[What to produce] Restate all of the entries exactly, dropping any pictures they hold.
====== Supplied records ======
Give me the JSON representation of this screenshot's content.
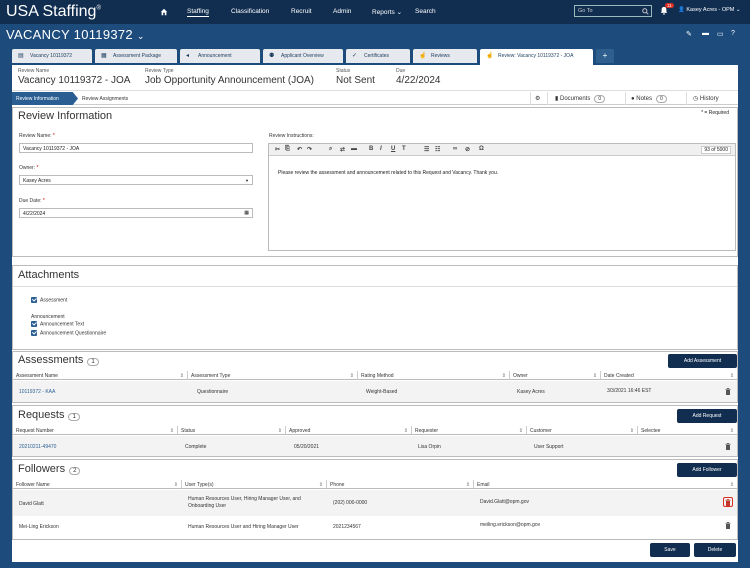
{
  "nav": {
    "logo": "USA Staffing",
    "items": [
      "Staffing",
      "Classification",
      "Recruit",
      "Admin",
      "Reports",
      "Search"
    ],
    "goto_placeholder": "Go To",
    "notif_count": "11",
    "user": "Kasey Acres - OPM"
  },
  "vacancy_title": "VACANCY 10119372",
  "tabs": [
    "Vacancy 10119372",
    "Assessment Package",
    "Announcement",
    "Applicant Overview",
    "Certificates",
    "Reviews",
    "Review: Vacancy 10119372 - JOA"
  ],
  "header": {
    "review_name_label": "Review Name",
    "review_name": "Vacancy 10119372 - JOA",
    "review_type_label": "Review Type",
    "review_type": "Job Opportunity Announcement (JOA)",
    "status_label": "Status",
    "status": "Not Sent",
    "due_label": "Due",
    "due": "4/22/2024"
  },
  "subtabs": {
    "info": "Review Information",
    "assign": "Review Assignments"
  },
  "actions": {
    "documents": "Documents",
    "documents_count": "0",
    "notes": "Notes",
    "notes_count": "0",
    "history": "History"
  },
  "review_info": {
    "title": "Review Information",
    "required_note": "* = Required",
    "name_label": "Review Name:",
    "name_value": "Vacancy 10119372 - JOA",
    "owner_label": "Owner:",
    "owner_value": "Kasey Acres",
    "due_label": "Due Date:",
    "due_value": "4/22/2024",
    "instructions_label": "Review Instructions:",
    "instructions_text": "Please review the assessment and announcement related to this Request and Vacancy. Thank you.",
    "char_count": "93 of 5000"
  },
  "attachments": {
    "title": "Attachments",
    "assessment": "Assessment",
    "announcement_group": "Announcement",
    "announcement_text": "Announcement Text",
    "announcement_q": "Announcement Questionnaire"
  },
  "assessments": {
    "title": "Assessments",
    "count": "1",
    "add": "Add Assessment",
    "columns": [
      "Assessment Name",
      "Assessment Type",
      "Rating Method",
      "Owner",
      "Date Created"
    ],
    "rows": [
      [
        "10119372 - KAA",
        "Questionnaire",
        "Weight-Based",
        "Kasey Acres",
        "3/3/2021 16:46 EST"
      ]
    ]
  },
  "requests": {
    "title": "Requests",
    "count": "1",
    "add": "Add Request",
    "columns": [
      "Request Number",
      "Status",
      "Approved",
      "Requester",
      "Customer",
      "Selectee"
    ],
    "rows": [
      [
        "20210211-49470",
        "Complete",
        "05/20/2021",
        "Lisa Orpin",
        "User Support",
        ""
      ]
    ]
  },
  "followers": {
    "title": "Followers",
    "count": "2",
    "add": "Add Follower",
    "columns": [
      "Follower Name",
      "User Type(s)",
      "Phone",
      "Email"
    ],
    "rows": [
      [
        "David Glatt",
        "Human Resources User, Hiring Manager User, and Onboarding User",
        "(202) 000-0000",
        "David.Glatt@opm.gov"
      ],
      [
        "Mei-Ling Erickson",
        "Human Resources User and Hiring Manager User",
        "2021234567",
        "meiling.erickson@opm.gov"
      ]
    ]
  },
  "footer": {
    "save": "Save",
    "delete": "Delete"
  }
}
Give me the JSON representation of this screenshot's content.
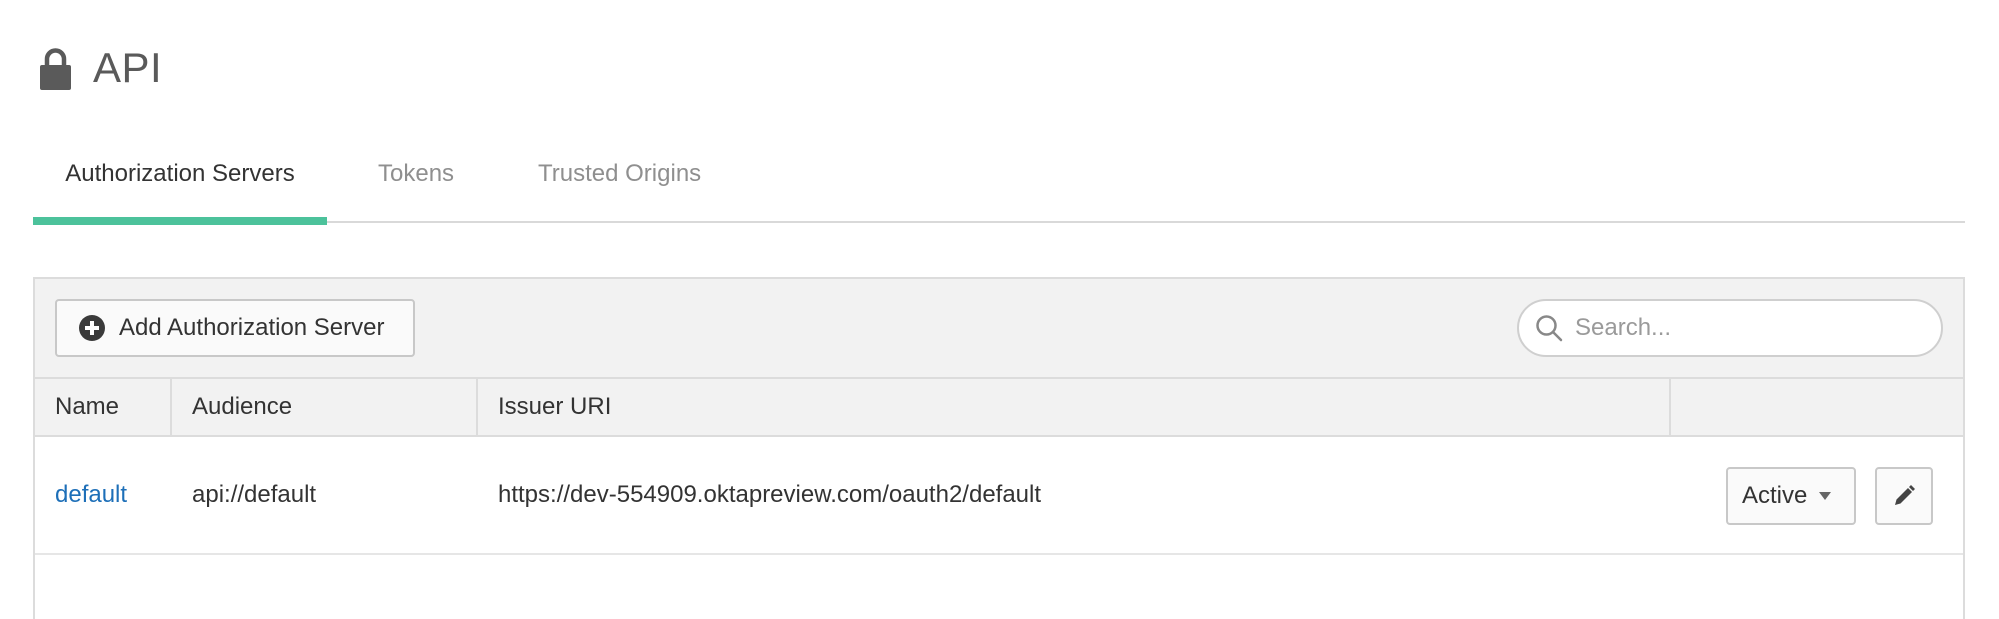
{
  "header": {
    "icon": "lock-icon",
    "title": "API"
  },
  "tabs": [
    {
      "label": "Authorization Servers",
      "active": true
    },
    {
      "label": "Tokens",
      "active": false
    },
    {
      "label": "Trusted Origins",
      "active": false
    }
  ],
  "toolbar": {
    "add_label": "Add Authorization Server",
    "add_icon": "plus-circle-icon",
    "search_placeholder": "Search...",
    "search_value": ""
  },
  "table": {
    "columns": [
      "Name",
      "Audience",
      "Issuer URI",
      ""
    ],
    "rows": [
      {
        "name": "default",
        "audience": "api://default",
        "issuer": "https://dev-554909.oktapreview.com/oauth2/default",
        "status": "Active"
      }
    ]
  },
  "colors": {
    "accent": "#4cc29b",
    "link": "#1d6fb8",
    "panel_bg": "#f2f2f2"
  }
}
======
[Expected answer]
Give me the JSON representation of this screenshot's content.
{
  "nav": {
    "logo": "USA Staffing",
    "items": [
      "Staffing",
      "Classification",
      "Recruit",
      "Admin",
      "Reports",
      "Search"
    ],
    "goto_placeholder": "Go To",
    "notif_count": "11",
    "user": "Kasey Acres - OPM"
  },
  "vacancy_title": "VACANCY 10119372",
  "tabs": [
    "Vacancy 10119372",
    "Assessment Package",
    "Announcement",
    "Applicant Overview",
    "Certificates",
    "Reviews",
    "Review: Vacancy 10119372 - JOA"
  ],
  "header": {
    "review_name_label": "Review Name",
    "review_name": "Vacancy 10119372 - JOA",
    "review_type_label": "Review Type",
    "review_type": "Job Opportunity Announcement (JOA)",
    "status_label": "Status",
    "status": "Not Sent",
    "due_label": "Due",
    "due": "4/22/2024"
  },
  "subtabs": {
    "info": "Review Information",
    "assign": "Review Assignments"
  },
  "actions": {
    "documents": "Documents",
    "documents_count": "0",
    "notes": "Notes",
    "notes_count": "0",
    "history": "History"
  },
  "review_info": {
    "title": "Review Information",
    "required_note": "* = Required",
    "name_label": "Review Name:",
    "name_value": "Vacancy 10119372 - JOA",
    "owner_label": "Owner:",
    "owner_value": "Kasey Acres",
    "due_label": "Due Date:",
    "due_value": "4/22/2024",
    "instructions_label": "Review Instructions:",
    "instructions_text": "Please review the assessment and announcement related to this Request and Vacancy. Thank you.",
    "char_count": "93 of 5000"
  },
  "attachments": {
    "title": "Attachments",
    "assessment": "Assessment",
    "announcement_group": "Announcement",
    "announcement_text": "Announcement Text",
    "announcement_q": "Announcement Questionnaire"
  },
  "assessments": {
    "title": "Assessments",
    "count": "1",
    "add": "Add Assessment",
    "columns": [
      "Assessment Name",
      "Assessment Type",
      "Rating Method",
      "Owner",
      "Date Created"
    ],
    "rows": [
      [
        "10119372 - KAA",
        "Questionnaire",
        "Weight-Based",
        "Kasey Acres",
        "3/3/2021 16:46 EST"
      ]
    ]
  },
  "requests": {
    "title": "Requests",
    "count": "1",
    "add": "Add Request",
    "columns": [
      "Request Number",
      "Status",
      "Approved",
      "Requester",
      "Customer",
      "Selectee"
    ],
    "rows": [
      [
        "20210211-49470",
        "Complete",
        "05/20/2021",
        "Lisa Orpin",
        "User Support",
        ""
      ]
    ]
  },
  "followers": {
    "title": "Followers",
    "count": "2",
    "add": "Add Follower",
    "columns": [
      "Follower Name",
      "User Type(s)",
      "Phone",
      "Email"
    ],
    "rows": [
      [
        "David Glatt",
        "Human Resources User, Hiring Manager User, and Onboarding User",
        "(202) 000-0000",
        "David.Glatt@opm.gov"
      ],
      [
        "Mei-Ling Erickson",
        "Human Resources User and Hiring Manager User",
        "2021234567",
        "meiling.erickson@opm.gov"
      ]
    ]
  },
  "footer": {
    "save": "Save",
    "delete": "Delete"
  }
}
Give me the JSON representation of this screenshot's content.
{
  "header": {
    "icon": "lock-icon",
    "title": "API"
  },
  "tabs": [
    {
      "label": "Authorization Servers",
      "active": true
    },
    {
      "label": "Tokens",
      "active": false
    },
    {
      "label": "Trusted Origins",
      "active": false
    }
  ],
  "toolbar": {
    "add_label": "Add Authorization Server",
    "add_icon": "plus-circle-icon",
    "search_placeholder": "Search...",
    "search_value": ""
  },
  "table": {
    "columns": [
      "Name",
      "Audience",
      "Issuer URI",
      ""
    ],
    "rows": [
      {
        "name": "default",
        "audience": "api://default",
        "issuer": "https://dev-554909.oktapreview.com/oauth2/default",
        "status": "Active"
      }
    ]
  },
  "colors": {
    "accent": "#4cc29b",
    "link": "#1d6fb8",
    "panel_bg": "#f2f2f2"
  }
}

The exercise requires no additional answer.